Given problem – Print the full listing exactly.
□ □ □ □
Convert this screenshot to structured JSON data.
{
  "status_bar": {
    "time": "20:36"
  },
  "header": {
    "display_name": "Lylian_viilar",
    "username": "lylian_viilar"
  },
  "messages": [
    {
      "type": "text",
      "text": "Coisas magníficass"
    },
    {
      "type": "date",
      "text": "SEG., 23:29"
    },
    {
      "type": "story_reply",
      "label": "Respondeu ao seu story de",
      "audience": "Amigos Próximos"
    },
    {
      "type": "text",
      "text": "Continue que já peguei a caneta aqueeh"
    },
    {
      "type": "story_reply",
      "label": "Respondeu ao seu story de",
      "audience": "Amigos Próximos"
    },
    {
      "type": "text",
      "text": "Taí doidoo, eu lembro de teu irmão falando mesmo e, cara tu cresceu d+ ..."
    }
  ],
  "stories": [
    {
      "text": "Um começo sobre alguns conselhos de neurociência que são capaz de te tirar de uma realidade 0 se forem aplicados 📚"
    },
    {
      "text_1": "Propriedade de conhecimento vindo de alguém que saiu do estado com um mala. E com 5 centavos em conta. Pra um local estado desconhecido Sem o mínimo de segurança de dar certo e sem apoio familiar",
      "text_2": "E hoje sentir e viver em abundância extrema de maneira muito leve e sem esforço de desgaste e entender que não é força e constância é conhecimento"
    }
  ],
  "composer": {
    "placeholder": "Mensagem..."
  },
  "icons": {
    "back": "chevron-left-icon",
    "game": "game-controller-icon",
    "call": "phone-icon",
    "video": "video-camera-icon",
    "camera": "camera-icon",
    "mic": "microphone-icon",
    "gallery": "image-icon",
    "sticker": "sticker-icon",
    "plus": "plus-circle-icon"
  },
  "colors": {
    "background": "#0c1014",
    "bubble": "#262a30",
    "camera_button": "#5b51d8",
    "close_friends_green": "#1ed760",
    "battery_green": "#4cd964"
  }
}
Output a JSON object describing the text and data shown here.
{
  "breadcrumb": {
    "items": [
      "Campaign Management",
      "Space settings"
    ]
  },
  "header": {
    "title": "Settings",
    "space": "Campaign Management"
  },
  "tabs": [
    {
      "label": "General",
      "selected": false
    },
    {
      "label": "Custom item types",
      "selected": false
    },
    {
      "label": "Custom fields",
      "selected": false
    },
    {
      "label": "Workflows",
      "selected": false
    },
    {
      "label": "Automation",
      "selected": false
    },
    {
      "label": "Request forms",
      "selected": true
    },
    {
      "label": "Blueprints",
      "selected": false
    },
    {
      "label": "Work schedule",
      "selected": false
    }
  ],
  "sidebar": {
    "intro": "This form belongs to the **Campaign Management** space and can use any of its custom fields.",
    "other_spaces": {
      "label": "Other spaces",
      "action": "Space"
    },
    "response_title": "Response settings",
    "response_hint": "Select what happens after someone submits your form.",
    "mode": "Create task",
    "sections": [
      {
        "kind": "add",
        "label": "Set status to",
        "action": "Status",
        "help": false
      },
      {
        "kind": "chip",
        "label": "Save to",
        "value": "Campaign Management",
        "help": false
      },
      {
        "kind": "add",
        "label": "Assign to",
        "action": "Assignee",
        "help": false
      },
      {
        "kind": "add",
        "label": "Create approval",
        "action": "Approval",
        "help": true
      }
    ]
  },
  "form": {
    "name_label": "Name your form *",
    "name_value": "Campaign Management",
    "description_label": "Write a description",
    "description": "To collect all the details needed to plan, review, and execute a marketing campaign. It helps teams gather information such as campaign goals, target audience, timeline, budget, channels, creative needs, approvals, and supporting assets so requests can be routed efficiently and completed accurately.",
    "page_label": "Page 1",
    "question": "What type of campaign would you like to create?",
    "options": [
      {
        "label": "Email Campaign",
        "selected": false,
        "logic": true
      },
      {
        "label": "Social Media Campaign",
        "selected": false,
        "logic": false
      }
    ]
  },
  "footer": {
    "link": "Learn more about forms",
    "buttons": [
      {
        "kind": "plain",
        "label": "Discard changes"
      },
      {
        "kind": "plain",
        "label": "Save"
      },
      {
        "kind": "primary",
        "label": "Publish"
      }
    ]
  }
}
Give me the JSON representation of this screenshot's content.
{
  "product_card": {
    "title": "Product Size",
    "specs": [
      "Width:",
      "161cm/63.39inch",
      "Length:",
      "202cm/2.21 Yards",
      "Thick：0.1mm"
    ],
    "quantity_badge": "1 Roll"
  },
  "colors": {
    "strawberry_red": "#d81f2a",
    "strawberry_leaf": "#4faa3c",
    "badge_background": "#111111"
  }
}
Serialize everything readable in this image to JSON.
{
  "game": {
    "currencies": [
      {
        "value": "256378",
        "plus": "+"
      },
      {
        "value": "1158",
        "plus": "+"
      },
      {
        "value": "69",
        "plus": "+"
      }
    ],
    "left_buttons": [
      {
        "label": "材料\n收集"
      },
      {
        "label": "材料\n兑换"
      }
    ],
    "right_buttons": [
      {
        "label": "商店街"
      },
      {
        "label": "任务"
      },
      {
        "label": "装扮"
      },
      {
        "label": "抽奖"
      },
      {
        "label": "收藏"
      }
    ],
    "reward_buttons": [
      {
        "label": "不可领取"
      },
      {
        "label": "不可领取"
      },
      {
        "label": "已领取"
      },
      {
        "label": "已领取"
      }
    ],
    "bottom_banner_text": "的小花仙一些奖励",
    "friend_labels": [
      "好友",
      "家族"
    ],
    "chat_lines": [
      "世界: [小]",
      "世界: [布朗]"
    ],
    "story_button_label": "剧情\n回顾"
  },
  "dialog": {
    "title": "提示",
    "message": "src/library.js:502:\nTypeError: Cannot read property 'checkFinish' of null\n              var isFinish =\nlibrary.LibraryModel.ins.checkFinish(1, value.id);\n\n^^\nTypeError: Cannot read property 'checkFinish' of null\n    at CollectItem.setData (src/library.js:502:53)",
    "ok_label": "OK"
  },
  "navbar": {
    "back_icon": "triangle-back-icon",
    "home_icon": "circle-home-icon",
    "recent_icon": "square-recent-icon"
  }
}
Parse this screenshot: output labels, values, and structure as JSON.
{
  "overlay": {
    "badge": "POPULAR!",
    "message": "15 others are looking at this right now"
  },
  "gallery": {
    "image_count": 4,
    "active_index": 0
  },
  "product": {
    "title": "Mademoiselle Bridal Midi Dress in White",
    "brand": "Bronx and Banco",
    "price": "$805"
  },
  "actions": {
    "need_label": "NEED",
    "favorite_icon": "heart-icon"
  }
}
□ □ □ □
In response –
Convert this screenshot to structured JSON data.
{
  "status_bar": {
    "time": "20:36"
  },
  "header": {
    "display_name": "Lylian_viilar",
    "username": "lylian_viilar"
  },
  "messages": [
    {
      "type": "text",
      "text": "Coisas magníficass"
    },
    {
      "type": "date",
      "text": "SEG., 23:29"
    },
    {
      "type": "story_reply",
      "label": "Respondeu ao seu story de",
      "audience": "Amigos Próximos"
    },
    {
      "type": "text",
      "text": "Continue que já peguei a caneta aqueeh"
    },
    {
      "type": "story_reply",
      "label": "Respondeu ao seu story de",
      "audience": "Amigos Próximos"
    },
    {
      "type": "text",
      "text": "Taí doidoo, eu lembro de teu irmão falando mesmo e, cara tu cresceu d+ ..."
    }
  ],
  "stories": [
    {
      "text": "Um começo sobre alguns conselhos de neurociência que são capaz de te tirar de uma realidade 0 se forem aplicados 📚"
    },
    {
      "text_1": "Propriedade de conhecimento vindo de alguém que saiu do estado com um mala. E com 5 centavos em conta. Pra um local estado desconhecido Sem o mínimo de segurança de dar certo e sem apoio familiar",
      "text_2": "E hoje sentir e viver em abundância extrema de maneira muito leve e sem esforço de desgaste e entender que não é força e constância é conhecimento"
    }
  ],
  "composer": {
    "placeholder": "Mensagem..."
  },
  "icons": {
    "back": "chevron-left-icon",
    "game": "game-controller-icon",
    "call": "phone-icon",
    "video": "video-camera-icon",
    "camera": "camera-icon",
    "mic": "microphone-icon",
    "gallery": "image-icon",
    "sticker": "sticker-icon",
    "plus": "plus-circle-icon"
  },
  "colors": {
    "background": "#0c1014",
    "bubble": "#262a30",
    "camera_button": "#5b51d8",
    "close_friends_green": "#1ed760",
    "battery_green": "#4cd964"
  }
}
Output a JSON object describing the text and data shown here.
{
  "breadcrumb": {
    "items": [
      "Campaign Management",
      "Space settings"
    ]
  },
  "header": {
    "title": "Settings",
    "space": "Campaign Management"
  },
  "tabs": [
    {
      "label": "General",
      "selected": false
    },
    {
      "label": "Custom item types",
      "selected": false
    },
    {
      "label": "Custom fields",
      "selected": false
    },
    {
      "label": "Workflows",
      "selected": false
    },
    {
      "label": "Automation",
      "selected": false
    },
    {
      "label": "Request forms",
      "selected": true
    },
    {
      "label": "Blueprints",
      "selected": false
    },
    {
      "label": "Work schedule",
      "selected": false
    }
  ],
  "sidebar": {
    "intro": "This form belongs to the **Campaign Management** space and can use any of its custom fields.",
    "other_spaces": {
      "label": "Other spaces",
      "action": "Space"
    },
    "response_title": "Response settings",
    "response_hint": "Select what happens after someone submits your form.",
    "mode": "Create task",
    "sections": [
      {
        "kind": "add",
        "label": "Set status to",
        "action": "Status",
        "help": false
      },
      {
        "kind": "chip",
        "label": "Save to",
        "value": "Campaign Management",
        "help": false
      },
      {
        "kind": "add",
        "label": "Assign to",
        "action": "Assignee",
        "help": false
      },
      {
        "kind": "add",
        "label": "Create approval",
        "action": "Approval",
        "help": true
      }
    ]
  },
  "form": {
    "name_label": "Name your form *",
    "name_value": "Campaign Management",
    "description_label": "Write a description",
    "description": "To collect all the details needed to plan, review, and execute a marketing campaign. It helps teams gather information such as campaign goals, target audience, timeline, budget, channels, creative needs, approvals, and supporting assets so requests can be routed efficiently and completed accurately.",
    "page_label": "Page 1",
    "question": "What type of campaign would you like to create?",
    "options": [
      {
        "label": "Email Campaign",
        "selected": false,
        "logic": true
      },
      {
        "label": "Social Media Campaign",
        "selected": false,
        "logic": false
      }
    ]
  },
  "footer": {
    "link": "Learn more about forms",
    "buttons": [
      {
        "kind": "plain",
        "label": "Discard changes"
      },
      {
        "kind": "plain",
        "label": "Save"
      },
      {
        "kind": "primary",
        "label": "Publish"
      }
    ]
  }
}
Give me the JSON representation of this screenshot's content.
{
  "product_card": {
    "title": "Product Size",
    "specs": [
      "Width:",
      "161cm/63.39inch",
      "Length:",
      "202cm/2.21 Yards",
      "Thick：0.1mm"
    ],
    "quantity_badge": "1 Roll"
  },
  "colors": {
    "strawberry_red": "#d81f2a",
    "strawberry_leaf": "#4faa3c",
    "badge_background": "#111111"
  }
}
Serialize everything readable in this image to JSON.
{
  "game": {
    "currencies": [
      {
        "value": "256378",
        "plus": "+"
      },
      {
        "value": "1158",
        "plus": "+"
      },
      {
        "value": "69",
        "plus": "+"
      }
    ],
    "left_buttons": [
      {
        "label": "材料\n收集"
      },
      {
        "label": "材料\n兑换"
      }
    ],
    "right_buttons": [
      {
        "label": "商店街"
      },
      {
        "label": "任务"
      },
      {
        "label": "装扮"
      },
      {
        "label": "抽奖"
      },
      {
        "label": "收藏"
      }
    ],
    "reward_buttons": [
      {
        "label": "不可领取"
      },
      {
        "label": "不可领取"
      },
      {
        "label": "已领取"
      },
      {
        "label": "已领取"
      }
    ],
    "bottom_banner_text": "的小花仙一些奖励",
    "friend_labels": [
      "好友",
      "家族"
    ],
    "chat_lines": [
      "世界: [小]",
      "世界: [布朗]"
    ],
    "story_button_label": "剧情\n回顾"
  },
  "dialog": {
    "title": "提示",
    "message": "src/library.js:502:\nTypeError: Cannot read property 'checkFinish' of null\n              var isFinish =\nlibrary.LibraryModel.ins.checkFinish(1, value.id);\n\n^^\nTypeError: Cannot read property 'checkFinish' of null\n    at CollectItem.setData (src/library.js:502:53)",
    "ok_label": "OK"
  },
  "navbar": {
    "back_icon": "triangle-back-icon",
    "home_icon": "circle-home-icon",
    "recent_icon": "square-recent-icon"
  }
}
Parse this screenshot: output labels, values, and structure as JSON.
{
  "overlay": {
    "badge": "POPULAR!",
    "message": "15 others are looking at this right now"
  },
  "gallery": {
    "image_count": 4,
    "active_index": 0
  },
  "product": {
    "title": "Mademoiselle Bridal Midi Dress in White",
    "brand": "Bronx and Banco",
    "price": "$805"
  },
  "actions": {
    "need_label": "NEED",
    "favorite_icon": "heart-icon"
  }
}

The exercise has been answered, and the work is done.